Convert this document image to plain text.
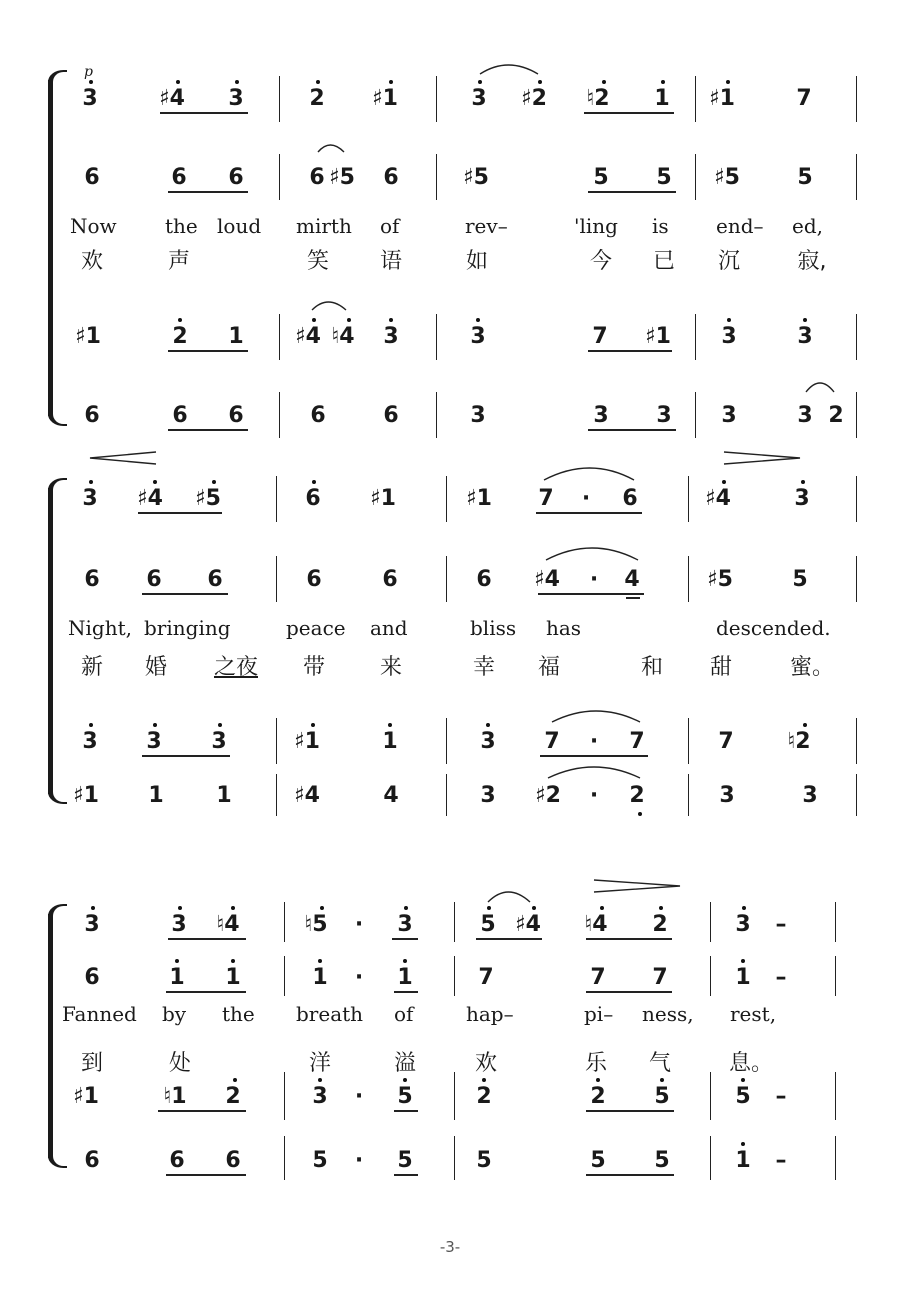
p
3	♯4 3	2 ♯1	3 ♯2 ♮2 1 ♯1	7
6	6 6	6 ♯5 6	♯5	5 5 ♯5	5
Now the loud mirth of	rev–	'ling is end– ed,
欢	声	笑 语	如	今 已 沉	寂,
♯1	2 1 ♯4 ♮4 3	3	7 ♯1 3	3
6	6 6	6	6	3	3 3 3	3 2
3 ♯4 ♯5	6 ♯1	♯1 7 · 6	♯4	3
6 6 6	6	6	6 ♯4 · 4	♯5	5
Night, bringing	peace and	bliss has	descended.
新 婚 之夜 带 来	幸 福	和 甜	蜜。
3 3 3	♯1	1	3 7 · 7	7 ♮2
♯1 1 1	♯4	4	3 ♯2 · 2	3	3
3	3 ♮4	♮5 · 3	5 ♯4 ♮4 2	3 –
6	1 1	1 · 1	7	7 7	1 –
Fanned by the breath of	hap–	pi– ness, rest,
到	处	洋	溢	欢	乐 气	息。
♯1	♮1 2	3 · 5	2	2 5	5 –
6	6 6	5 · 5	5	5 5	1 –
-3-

+---+

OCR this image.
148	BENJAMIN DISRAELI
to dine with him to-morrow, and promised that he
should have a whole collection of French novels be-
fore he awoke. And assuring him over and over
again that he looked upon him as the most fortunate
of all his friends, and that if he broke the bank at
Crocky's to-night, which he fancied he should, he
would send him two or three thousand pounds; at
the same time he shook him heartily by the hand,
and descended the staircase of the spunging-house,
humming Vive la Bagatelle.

+---+

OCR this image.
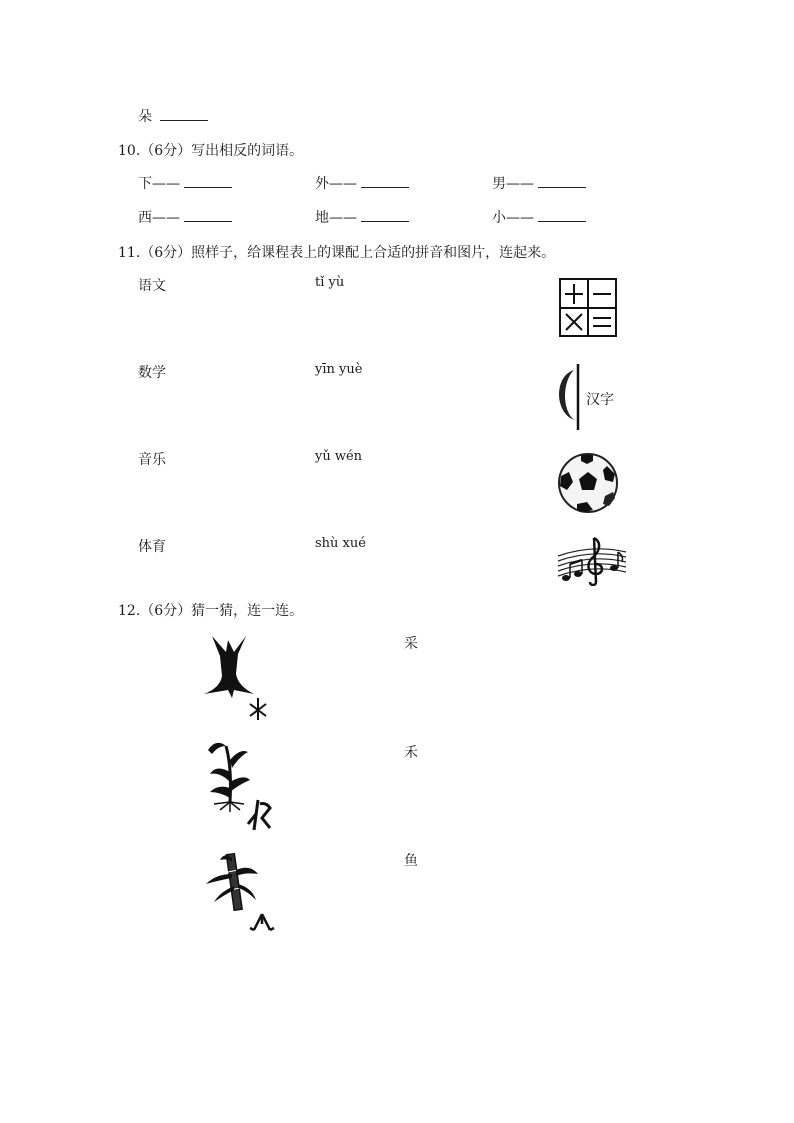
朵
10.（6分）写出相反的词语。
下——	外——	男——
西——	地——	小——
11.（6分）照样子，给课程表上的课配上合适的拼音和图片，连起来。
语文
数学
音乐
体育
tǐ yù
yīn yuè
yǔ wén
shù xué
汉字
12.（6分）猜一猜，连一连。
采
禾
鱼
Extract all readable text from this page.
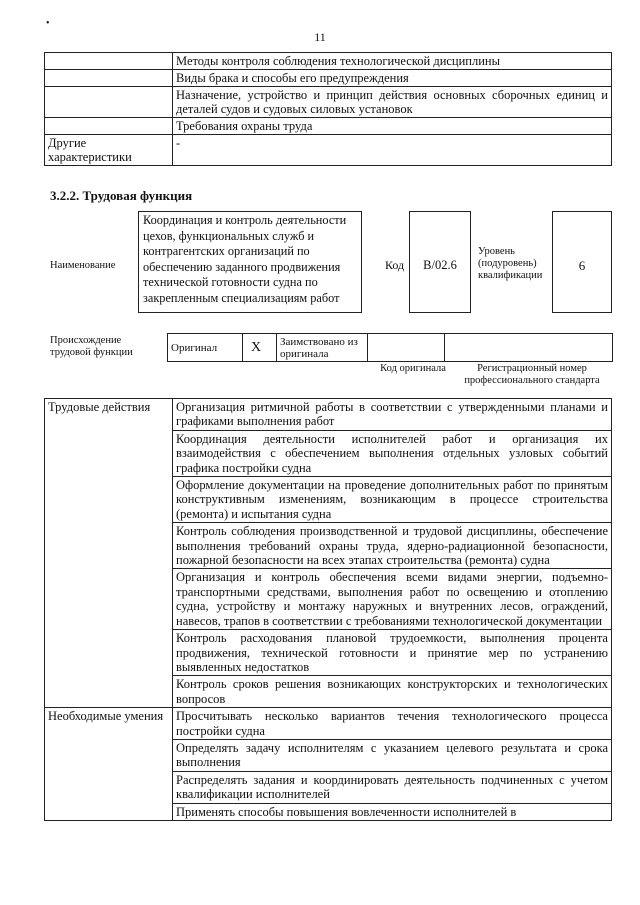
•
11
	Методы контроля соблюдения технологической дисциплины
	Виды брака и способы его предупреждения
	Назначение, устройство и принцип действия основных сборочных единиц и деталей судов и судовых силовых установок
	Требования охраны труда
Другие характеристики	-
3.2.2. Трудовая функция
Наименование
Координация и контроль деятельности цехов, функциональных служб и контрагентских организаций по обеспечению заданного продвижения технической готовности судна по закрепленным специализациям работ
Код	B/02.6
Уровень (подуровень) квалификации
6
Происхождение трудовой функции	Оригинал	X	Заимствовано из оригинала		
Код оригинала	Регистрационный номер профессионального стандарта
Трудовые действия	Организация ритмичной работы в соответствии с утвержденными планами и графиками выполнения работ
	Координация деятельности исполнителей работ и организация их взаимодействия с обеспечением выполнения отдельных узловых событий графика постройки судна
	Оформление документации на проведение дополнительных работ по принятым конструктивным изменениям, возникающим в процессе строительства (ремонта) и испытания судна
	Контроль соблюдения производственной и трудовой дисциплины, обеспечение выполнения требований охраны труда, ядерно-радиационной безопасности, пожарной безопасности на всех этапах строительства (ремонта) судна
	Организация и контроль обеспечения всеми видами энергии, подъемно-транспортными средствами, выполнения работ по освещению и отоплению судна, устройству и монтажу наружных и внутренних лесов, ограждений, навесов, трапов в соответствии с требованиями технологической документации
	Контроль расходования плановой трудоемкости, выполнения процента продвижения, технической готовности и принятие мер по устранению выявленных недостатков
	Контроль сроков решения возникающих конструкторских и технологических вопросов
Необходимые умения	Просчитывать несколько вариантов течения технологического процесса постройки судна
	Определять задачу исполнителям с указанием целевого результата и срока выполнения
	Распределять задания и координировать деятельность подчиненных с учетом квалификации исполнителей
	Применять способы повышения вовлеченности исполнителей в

+---+

§ What to do
Look back over the material above and state how many lines hold the word "text". Write the number and nothing else.

§ Expected answer
2